▸ **YOUR GOAL**:
The records are to be restated in their entirety, word for word.

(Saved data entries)
/---
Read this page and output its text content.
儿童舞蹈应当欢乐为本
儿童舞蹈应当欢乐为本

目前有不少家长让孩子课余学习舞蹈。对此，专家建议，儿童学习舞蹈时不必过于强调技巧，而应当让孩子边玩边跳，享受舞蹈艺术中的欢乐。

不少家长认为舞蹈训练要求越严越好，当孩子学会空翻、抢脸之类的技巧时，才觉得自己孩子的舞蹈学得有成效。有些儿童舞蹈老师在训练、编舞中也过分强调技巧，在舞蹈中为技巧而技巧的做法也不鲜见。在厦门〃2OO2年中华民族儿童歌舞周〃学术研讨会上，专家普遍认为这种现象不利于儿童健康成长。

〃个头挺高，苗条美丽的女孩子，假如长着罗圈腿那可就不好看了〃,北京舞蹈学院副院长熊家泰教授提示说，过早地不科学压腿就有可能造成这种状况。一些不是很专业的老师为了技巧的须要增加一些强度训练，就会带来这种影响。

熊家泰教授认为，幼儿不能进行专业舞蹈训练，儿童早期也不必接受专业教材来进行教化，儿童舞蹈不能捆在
\---
▸ **RESPONSE TO THE TASK**:
Read this page and output its text content.
儿童舞蹈应当欢乐为本
儿童舞蹈应当欢乐为本

目前有不少家长让孩子课余学习舞蹈。对此，专家建议，儿童学习舞蹈时不必过于强调技巧，而应当让孩子边玩边跳，享受舞蹈艺术中的欢乐。

不少家长认为舞蹈训练要求越严越好，当孩子学会空翻、抢脸之类的技巧时，才觉得自己孩子的舞蹈学得有成效。有些儿童舞蹈老师在训练、编舞中也过分强调技巧，在舞蹈中为技巧而技巧的做法也不鲜见。在厦门〃2OO2年中华民族儿童歌舞周〃学术研讨会上，专家普遍认为这种现象不利于儿童健康成长。

〃个头挺高，苗条美丽的女孩子，假如长着罗圈腿那可就不好看了〃,北京舞蹈学院副院长熊家泰教授提示说，过早地不科学压腿就有可能造成这种状况。一些不是很专业的老师为了技巧的须要增加一些强度训练，就会带来这种影响。

熊家泰教授认为，幼儿不能进行专业舞蹈训练，儿童早期也不必接受专业教材来进行教化，儿童舞蹈不能捆在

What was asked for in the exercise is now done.